Items from a figure collection
====
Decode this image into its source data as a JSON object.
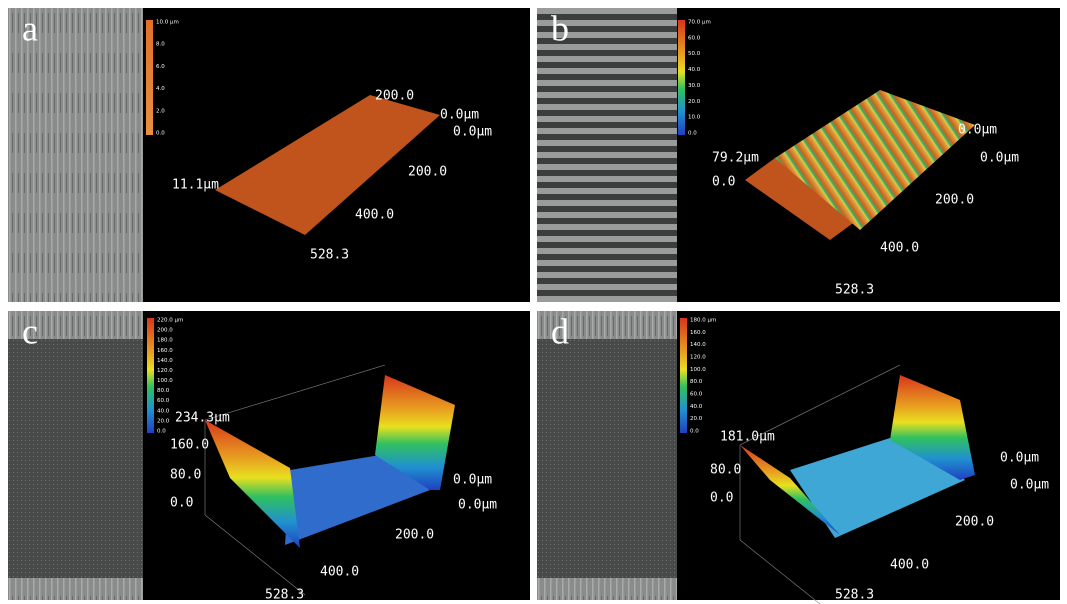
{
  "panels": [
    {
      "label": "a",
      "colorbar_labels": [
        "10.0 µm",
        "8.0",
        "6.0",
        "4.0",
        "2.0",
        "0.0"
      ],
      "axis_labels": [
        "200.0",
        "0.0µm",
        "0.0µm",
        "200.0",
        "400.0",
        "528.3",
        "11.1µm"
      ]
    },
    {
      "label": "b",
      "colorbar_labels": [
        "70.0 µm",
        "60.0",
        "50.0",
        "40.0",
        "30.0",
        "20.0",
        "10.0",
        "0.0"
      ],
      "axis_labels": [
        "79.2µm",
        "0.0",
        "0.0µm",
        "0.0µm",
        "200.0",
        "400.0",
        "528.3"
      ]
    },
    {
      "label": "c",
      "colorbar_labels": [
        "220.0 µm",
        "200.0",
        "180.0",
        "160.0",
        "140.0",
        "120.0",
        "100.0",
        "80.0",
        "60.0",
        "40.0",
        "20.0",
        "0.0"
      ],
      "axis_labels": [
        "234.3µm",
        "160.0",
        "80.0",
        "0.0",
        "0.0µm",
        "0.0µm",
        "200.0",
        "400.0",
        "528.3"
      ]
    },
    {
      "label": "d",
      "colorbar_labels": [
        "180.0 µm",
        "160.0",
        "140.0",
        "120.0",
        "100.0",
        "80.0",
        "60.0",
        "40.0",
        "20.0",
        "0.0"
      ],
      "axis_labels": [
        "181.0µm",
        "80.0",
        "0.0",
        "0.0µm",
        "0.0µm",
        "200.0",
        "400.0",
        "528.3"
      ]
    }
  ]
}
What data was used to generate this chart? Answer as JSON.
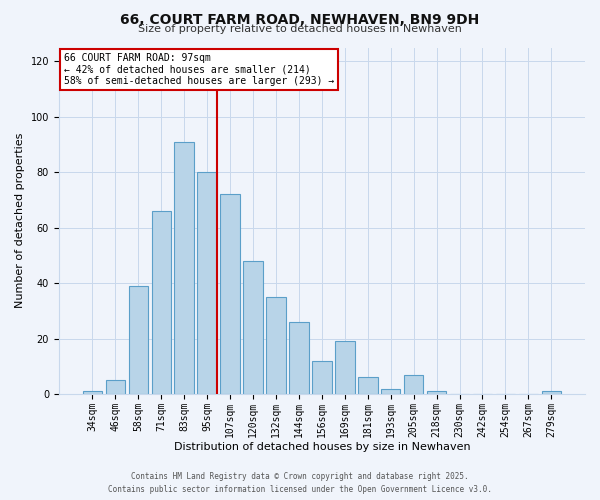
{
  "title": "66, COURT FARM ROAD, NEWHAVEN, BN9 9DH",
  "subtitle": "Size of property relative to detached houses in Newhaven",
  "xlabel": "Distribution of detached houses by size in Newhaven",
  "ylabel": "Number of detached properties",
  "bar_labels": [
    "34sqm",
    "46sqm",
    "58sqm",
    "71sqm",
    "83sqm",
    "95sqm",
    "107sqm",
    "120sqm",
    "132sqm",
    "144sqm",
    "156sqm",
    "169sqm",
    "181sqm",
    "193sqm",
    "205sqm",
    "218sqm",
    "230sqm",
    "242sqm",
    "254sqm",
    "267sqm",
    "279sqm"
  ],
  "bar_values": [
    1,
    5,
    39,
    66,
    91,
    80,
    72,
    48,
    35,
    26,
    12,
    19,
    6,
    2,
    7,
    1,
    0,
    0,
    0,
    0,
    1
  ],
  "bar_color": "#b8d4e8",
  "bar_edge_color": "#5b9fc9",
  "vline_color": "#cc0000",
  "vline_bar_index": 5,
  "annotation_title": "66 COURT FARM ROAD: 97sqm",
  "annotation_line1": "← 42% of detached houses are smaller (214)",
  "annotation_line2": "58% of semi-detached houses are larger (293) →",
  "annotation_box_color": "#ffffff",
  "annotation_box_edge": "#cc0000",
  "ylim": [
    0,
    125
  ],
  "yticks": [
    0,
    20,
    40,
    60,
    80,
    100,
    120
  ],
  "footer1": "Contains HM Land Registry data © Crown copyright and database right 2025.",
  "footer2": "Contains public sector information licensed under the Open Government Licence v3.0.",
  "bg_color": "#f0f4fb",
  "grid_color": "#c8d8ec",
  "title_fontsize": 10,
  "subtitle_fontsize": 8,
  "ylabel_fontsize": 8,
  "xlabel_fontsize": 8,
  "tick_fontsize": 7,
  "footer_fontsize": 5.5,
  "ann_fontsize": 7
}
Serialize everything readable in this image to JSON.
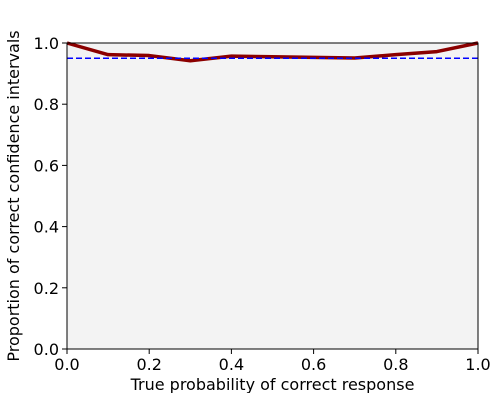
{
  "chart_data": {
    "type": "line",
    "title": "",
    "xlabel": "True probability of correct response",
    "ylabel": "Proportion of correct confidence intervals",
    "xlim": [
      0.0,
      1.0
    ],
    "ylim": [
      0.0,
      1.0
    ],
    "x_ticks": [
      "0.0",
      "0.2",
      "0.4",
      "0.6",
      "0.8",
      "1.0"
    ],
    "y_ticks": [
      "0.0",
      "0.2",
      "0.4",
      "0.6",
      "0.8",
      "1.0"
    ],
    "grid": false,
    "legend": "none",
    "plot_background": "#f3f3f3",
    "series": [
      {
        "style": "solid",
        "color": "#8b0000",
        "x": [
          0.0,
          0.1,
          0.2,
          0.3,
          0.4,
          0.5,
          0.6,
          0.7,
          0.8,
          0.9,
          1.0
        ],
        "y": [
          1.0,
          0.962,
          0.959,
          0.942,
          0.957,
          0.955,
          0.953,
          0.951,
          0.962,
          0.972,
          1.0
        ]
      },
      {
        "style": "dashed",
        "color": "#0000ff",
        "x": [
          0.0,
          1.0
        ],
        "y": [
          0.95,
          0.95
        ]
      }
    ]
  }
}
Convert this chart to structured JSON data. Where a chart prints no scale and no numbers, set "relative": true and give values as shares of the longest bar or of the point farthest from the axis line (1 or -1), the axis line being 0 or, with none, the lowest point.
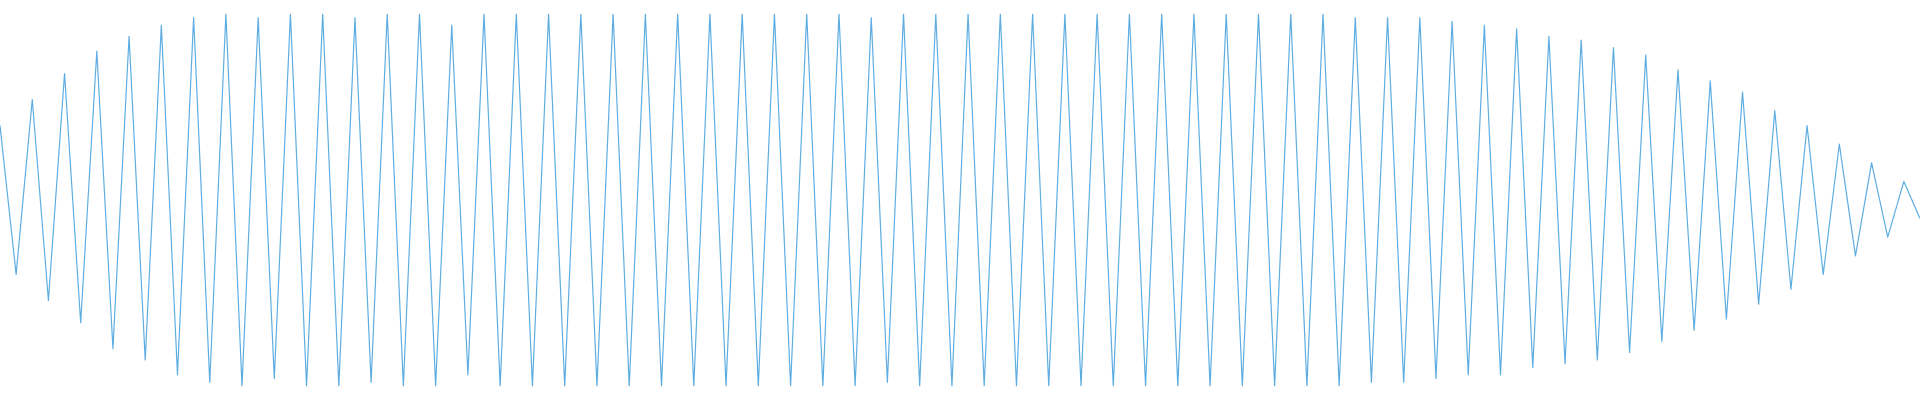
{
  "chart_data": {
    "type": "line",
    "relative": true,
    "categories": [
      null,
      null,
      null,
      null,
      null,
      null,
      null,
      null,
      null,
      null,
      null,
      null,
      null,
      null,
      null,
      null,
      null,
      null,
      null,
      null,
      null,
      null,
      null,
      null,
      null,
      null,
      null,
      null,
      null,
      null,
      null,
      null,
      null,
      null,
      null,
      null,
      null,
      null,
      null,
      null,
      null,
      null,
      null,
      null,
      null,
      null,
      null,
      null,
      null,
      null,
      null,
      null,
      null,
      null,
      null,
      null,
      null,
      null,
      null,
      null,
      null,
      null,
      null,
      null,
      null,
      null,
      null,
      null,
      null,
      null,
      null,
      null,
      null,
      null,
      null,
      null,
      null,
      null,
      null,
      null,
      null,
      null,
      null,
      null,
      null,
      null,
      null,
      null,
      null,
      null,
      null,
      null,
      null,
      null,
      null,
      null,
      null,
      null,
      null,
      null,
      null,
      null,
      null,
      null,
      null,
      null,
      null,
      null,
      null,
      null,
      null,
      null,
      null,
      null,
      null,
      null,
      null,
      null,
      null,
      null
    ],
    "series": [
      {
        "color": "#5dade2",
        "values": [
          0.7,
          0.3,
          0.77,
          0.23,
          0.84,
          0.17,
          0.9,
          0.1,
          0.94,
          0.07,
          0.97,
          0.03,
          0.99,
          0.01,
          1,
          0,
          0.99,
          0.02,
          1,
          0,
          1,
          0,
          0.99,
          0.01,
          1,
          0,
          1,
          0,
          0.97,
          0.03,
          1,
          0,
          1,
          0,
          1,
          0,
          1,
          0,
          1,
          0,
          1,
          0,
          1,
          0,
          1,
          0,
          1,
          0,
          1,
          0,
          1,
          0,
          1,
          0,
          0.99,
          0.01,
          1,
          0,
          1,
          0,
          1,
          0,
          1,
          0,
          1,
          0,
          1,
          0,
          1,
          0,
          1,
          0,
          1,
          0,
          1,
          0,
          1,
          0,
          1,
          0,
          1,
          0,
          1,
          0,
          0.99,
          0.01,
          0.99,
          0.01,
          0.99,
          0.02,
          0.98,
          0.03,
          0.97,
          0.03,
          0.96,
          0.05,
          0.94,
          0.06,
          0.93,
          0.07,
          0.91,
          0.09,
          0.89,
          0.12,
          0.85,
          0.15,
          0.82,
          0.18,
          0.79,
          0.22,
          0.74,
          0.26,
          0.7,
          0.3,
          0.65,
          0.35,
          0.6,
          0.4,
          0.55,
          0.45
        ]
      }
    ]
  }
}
====
_WHAT YOU HAVE TO DO_
Repeat the data exactly, excluding the pictures.

_REPLY_
Decode this image into its source data as a JSON object.
{
  "panels": [
    {
      "label": "a",
      "colorbar_labels": [
        "10.0 µm",
        "8.0",
        "6.0",
        "4.0",
        "2.0",
        "0.0"
      ],
      "axis_labels": [
        "200.0",
        "0.0µm",
        "0.0µm",
        "200.0",
        "400.0",
        "528.3",
        "11.1µm"
      ]
    },
    {
      "label": "b",
      "colorbar_labels": [
        "70.0 µm",
        "60.0",
        "50.0",
        "40.0",
        "30.0",
        "20.0",
        "10.0",
        "0.0"
      ],
      "axis_labels": [
        "79.2µm",
        "0.0",
        "0.0µm",
        "0.0µm",
        "200.0",
        "400.0",
        "528.3"
      ]
    },
    {
      "label": "c",
      "colorbar_labels": [
        "220.0 µm",
        "200.0",
        "180.0",
        "160.0",
        "140.0",
        "120.0",
        "100.0",
        "80.0",
        "60.0",
        "40.0",
        "20.0",
        "0.0"
      ],
      "axis_labels": [
        "234.3µm",
        "160.0",
        "80.0",
        "0.0",
        "0.0µm",
        "0.0µm",
        "200.0",
        "400.0",
        "528.3"
      ]
    },
    {
      "label": "d",
      "colorbar_labels": [
        "180.0 µm",
        "160.0",
        "140.0",
        "120.0",
        "100.0",
        "80.0",
        "60.0",
        "40.0",
        "20.0",
        "0.0"
      ],
      "axis_labels": [
        "181.0µm",
        "80.0",
        "0.0",
        "0.0µm",
        "0.0µm",
        "200.0",
        "400.0",
        "528.3"
      ]
    }
  ]
}
What data was used to generate this chart? Answer as JSON.
{
  "title": "66, COURT FARM ROAD, NEWHAVEN, BN9 9DH",
  "subtitle": "Size of property relative to detached houses in Newhaven",
  "xlabel": "Distribution of detached houses by size in Newhaven",
  "ylabel": "Number of detached properties",
  "bar_labels": [
    "34sqm",
    "46sqm",
    "58sqm",
    "71sqm",
    "83sqm",
    "95sqm",
    "107sqm",
    "120sqm",
    "132sqm",
    "144sqm",
    "156sqm",
    "169sqm",
    "181sqm",
    "193sqm",
    "205sqm",
    "218sqm",
    "230sqm",
    "242sqm",
    "254sqm",
    "267sqm",
    "279sqm"
  ],
  "bar_values": [
    1,
    5,
    39,
    66,
    91,
    80,
    72,
    48,
    35,
    26,
    12,
    19,
    6,
    2,
    7,
    1,
    0,
    0,
    0,
    0,
    1
  ],
  "bar_color": "#b8d4e8",
  "bar_edge_color": "#5b9fc9",
  "vline_color": "#cc0000",
  "vline_bar_index": 5,
  "annotation_title": "66 COURT FARM ROAD: 97sqm",
  "annotation_line1": "← 42% of detached houses are smaller (214)",
  "annotation_line2": "58% of semi-detached houses are larger (293) →",
  "annotation_box_color": "#ffffff",
  "annotation_box_edge": "#cc0000",
  "ylim": [
    0,
    125
  ],
  "yticks": [
    0,
    20,
    40,
    60,
    80,
    100,
    120
  ],
  "footer1": "Contains HM Land Registry data © Crown copyright and database right 2025.",
  "footer2": "Contains public sector information licensed under the Open Government Licence v3.0.",
  "bg_color": "#f0f4fb",
  "grid_color": "#c8d8ec",
  "title_fontsize": 10,
  "subtitle_fontsize": 8,
  "ylabel_fontsize": 8,
  "xlabel_fontsize": 8,
  "tick_fontsize": 7,
  "footer_fontsize": 5.5,
  "ann_fontsize": 7
}
Serialize everything readable in this image to JSON.
{
  "chart_data": {
    "type": "line",
    "title": "",
    "xlabel": "True probability of correct response",
    "ylabel": "Proportion of correct confidence intervals",
    "xlim": [
      0.0,
      1.0
    ],
    "ylim": [
      0.0,
      1.0
    ],
    "x_ticks": [
      "0.0",
      "0.2",
      "0.4",
      "0.6",
      "0.8",
      "1.0"
    ],
    "y_ticks": [
      "0.0",
      "0.2",
      "0.4",
      "0.6",
      "0.8",
      "1.0"
    ],
    "grid": false,
    "legend": "none",
    "plot_background": "#f3f3f3",
    "series": [
      {
        "style": "solid",
        "color": "#8b0000",
        "x": [
          0.0,
          0.1,
          0.2,
          0.3,
          0.4,
          0.5,
          0.6,
          0.7,
          0.8,
          0.9,
          1.0
        ],
        "y": [
          1.0,
          0.962,
          0.959,
          0.942,
          0.957,
          0.955,
          0.953,
          0.951,
          0.962,
          0.972,
          1.0
        ]
      },
      {
        "style": "dashed",
        "color": "#0000ff",
        "x": [
          0.0,
          1.0
        ],
        "y": [
          0.95,
          0.95
        ]
      }
    ]
  }
}
Convert this chart to structured JSON data. Where a chart prints no scale and no numbers, set "relative": true and give values as shares of the longest bar or of the point farthest from the axis line (1 or -1), the axis line being 0 or, with none, the lowest point.
{
  "chart_data": {
    "type": "line",
    "relative": true,
    "categories": [
      null,
      null,
      null,
      null,
      null,
      null,
      null,
      null,
      null,
      null,
      null,
      null,
      null,
      null,
      null,
      null,
      null,
      null,
      null,
      null,
      null,
      null,
      null,
      null,
      null,
      null,
      null,
      null,
      null,
      null,
      null,
      null,
      null,
      null,
      null,
      null,
      null,
      null,
      null,
      null,
      null,
      null,
      null,
      null,
      null,
      null,
      null,
      null,
      null,
      null,
      null,
      null,
      null,
      null,
      null,
      null,
      null,
      null,
      null,
      null,
      null,
      null,
      null,
      null,
      null,
      null,
      null,
      null,
      null,
      null,
      null,
      null,
      null,
      null,
      null,
      null,
      null,
      null,
      null,
      null,
      null,
      null,
      null,
      null,
      null,
      null,
      null,
      null,
      null,
      null,
      null,
      null,
      null,
      null,
      null,
      null,
      null,
      null,
      null,
      null,
      null,
      null,
      null,
      null,
      null,
      null,
      null,
      null,
      null,
      null,
      null,
      null,
      null,
      null,
      null,
      null,
      null,
      null,
      null,
      null
    ],
    "series": [
      {
        "color": "#5dade2",
        "values": [
          0.7,
          0.3,
          0.77,
          0.23,
          0.84,
          0.17,
          0.9,
          0.1,
          0.94,
          0.07,
          0.97,
          0.03,
          0.99,
          0.01,
          1,
          0,
          0.99,
          0.02,
          1,
          0,
          1,
          0,
          0.99,
          0.01,
          1,
          0,
          1,
          0,
          0.97,
          0.03,
          1,
          0,
          1,
          0,
          1,
          0,
          1,
          0,
          1,
          0,
          1,
          0,
          1,
          0,
          1,
          0,
          1,
          0,
          1,
          0,
          1,
          0,
          1,
          0,
          0.99,
          0.01,
          1,
          0,
          1,
          0,
          1,
          0,
          1,
          0,
          1,
          0,
          1,
          0,
          1,
          0,
          1,
          0,
          1,
          0,
          1,
          0,
          1,
          0,
          1,
          0,
          1,
          0,
          1,
          0,
          0.99,
          0.01,
          0.99,
          0.01,
          0.99,
          0.02,
          0.98,
          0.03,
          0.97,
          0.03,
          0.96,
          0.05,
          0.94,
          0.06,
          0.93,
          0.07,
          0.91,
          0.09,
          0.89,
          0.12,
          0.85,
          0.15,
          0.82,
          0.18,
          0.79,
          0.22,
          0.74,
          0.26,
          0.7,
          0.3,
          0.65,
          0.35,
          0.6,
          0.4,
          0.55,
          0.45
        ]
      }
    ]
  }
}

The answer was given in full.